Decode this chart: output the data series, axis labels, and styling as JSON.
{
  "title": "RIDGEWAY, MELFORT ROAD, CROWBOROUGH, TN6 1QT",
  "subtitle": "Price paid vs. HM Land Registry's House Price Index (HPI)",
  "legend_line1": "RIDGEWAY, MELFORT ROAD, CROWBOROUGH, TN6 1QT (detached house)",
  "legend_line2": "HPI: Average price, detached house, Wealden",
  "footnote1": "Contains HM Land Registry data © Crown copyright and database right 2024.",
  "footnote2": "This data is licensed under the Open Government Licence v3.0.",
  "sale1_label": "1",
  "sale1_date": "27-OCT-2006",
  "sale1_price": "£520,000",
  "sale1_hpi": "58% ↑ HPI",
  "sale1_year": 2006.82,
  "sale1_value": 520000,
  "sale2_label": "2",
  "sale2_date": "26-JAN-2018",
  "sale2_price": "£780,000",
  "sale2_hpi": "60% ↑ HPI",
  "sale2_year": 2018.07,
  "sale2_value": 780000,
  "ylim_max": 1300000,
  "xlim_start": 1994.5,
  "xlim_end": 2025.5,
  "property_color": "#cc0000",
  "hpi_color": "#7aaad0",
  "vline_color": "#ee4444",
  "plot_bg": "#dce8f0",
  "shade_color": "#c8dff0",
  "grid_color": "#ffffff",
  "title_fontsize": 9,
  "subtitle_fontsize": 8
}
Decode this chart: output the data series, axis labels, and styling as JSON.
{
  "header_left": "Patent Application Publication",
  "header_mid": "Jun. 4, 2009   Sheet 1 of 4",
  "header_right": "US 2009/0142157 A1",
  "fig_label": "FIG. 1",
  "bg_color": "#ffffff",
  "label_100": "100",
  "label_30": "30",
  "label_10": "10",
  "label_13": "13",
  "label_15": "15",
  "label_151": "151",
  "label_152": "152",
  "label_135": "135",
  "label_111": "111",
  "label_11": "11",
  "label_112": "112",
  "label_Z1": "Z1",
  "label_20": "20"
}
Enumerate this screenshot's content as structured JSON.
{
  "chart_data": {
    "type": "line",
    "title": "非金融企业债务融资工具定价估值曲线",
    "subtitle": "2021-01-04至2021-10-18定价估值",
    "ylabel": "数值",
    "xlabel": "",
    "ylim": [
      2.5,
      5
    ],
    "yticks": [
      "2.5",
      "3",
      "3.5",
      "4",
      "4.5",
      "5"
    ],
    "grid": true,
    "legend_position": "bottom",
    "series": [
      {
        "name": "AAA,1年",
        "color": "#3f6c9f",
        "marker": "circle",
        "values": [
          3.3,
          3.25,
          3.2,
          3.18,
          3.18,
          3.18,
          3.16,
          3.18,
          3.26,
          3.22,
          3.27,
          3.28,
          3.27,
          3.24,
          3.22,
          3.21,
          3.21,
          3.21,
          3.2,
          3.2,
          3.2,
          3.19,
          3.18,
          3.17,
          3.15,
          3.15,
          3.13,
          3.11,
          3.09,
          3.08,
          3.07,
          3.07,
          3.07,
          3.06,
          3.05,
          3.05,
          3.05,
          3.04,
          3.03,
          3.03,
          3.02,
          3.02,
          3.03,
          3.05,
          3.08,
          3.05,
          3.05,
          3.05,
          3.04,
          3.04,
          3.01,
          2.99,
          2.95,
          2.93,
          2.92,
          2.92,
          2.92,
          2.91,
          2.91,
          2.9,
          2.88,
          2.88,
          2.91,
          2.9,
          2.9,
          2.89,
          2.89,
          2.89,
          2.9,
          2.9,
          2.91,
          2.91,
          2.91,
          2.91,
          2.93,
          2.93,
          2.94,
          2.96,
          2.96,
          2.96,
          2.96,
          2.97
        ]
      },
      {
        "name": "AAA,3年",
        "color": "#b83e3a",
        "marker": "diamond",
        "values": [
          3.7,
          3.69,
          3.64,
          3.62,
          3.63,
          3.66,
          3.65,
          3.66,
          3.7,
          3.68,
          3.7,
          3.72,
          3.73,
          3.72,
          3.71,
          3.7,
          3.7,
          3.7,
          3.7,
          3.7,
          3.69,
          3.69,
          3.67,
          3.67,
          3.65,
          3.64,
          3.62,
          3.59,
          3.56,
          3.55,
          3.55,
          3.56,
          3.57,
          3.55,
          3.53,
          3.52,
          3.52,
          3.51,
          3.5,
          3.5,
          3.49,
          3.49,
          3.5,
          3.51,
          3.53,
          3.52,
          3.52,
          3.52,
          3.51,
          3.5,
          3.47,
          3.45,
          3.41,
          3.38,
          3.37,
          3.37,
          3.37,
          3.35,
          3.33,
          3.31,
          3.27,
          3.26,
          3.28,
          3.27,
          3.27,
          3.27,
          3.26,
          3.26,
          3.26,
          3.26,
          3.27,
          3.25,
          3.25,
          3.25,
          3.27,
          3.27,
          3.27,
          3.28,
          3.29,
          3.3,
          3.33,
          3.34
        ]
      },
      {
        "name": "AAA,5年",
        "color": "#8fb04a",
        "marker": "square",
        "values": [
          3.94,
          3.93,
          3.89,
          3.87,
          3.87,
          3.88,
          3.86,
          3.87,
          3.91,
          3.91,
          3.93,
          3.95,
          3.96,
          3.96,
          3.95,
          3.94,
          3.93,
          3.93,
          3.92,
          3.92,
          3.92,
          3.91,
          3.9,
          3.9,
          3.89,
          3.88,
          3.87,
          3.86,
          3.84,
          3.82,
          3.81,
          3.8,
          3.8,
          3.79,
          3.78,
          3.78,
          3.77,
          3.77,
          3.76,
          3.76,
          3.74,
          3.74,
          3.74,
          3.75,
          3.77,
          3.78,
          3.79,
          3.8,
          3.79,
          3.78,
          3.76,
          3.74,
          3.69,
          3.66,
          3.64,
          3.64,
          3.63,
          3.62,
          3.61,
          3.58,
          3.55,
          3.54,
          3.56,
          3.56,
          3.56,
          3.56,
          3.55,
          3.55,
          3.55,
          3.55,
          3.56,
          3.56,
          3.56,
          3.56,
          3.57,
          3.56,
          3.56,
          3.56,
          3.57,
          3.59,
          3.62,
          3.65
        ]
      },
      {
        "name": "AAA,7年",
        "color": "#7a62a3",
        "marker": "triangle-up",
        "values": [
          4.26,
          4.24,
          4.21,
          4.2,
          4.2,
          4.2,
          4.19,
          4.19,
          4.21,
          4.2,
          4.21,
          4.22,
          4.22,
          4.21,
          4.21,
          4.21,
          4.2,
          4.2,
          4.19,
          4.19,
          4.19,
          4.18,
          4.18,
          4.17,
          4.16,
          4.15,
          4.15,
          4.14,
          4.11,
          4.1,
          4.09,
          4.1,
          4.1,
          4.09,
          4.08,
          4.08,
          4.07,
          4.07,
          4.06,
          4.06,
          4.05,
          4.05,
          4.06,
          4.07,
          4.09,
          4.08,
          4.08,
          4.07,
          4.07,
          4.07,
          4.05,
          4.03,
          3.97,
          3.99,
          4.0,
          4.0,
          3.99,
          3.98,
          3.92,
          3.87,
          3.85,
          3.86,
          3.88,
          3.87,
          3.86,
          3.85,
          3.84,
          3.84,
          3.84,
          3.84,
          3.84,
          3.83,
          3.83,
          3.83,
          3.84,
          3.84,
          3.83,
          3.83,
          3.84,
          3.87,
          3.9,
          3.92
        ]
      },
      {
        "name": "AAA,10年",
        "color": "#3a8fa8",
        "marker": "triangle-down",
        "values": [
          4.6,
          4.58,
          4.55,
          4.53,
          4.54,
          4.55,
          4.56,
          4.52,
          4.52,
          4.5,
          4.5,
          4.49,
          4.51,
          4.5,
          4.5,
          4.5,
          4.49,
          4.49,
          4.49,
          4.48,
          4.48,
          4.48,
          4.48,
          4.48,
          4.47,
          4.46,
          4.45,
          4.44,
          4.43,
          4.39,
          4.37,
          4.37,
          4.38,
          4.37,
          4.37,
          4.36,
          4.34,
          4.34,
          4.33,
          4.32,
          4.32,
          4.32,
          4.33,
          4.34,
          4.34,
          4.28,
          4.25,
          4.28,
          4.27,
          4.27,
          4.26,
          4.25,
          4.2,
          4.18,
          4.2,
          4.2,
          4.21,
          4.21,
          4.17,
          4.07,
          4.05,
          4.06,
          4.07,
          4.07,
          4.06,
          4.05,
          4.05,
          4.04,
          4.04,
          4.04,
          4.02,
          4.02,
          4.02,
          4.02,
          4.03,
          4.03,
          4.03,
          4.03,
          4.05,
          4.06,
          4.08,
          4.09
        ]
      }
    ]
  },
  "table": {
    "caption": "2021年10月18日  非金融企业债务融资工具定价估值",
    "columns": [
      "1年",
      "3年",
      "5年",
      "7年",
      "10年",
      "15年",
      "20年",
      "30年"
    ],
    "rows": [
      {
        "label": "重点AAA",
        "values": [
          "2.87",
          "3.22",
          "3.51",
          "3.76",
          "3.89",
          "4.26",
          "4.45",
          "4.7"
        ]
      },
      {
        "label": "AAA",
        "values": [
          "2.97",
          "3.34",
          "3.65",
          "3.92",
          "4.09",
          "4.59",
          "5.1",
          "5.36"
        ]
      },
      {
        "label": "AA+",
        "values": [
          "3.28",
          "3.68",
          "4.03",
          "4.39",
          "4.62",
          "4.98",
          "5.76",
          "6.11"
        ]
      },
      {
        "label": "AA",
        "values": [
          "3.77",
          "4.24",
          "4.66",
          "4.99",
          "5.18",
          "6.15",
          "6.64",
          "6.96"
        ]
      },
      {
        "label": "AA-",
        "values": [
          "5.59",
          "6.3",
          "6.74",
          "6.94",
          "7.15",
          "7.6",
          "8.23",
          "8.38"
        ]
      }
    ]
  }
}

======

*Task*
Find all lines holding the string "CROWBOROUGH" and copy them.

*Exercise output*
  "title": "RIDGEWAY, MELFORT ROAD, CROWBOROUGH, TN6 1QT",
  "legend_line1": "RIDGEWAY, MELFORT ROAD, CROWBOROUGH, TN6 1QT (detached house)",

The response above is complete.